* Start *

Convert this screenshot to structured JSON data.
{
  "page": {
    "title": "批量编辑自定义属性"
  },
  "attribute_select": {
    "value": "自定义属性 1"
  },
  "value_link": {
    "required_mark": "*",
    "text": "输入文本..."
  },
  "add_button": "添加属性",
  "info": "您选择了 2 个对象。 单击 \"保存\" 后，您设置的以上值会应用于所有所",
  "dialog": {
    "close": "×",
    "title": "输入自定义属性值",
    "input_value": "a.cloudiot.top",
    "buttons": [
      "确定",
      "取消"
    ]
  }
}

* End *

# Task description:
Write out every entry exactly as given.

# Reply to the task:
Convert this screenshot to structured JSON data.
{
  "page": {
    "title": "批量编辑自定义属性"
  },
  "attribute_select": {
    "value": "自定义属性 1"
  },
  "value_link": {
    "required_mark": "*",
    "text": "输入文本..."
  },
  "add_button": "添加属性",
  "info": "您选择了 2 个对象。 单击 \"保存\" 后，您设置的以上值会应用于所有所",
  "dialog": {
    "close": "×",
    "title": "输入自定义属性值",
    "input_value": "a.cloudiot.top",
    "buttons": [
      "确定",
      "取消"
    ]
  }
}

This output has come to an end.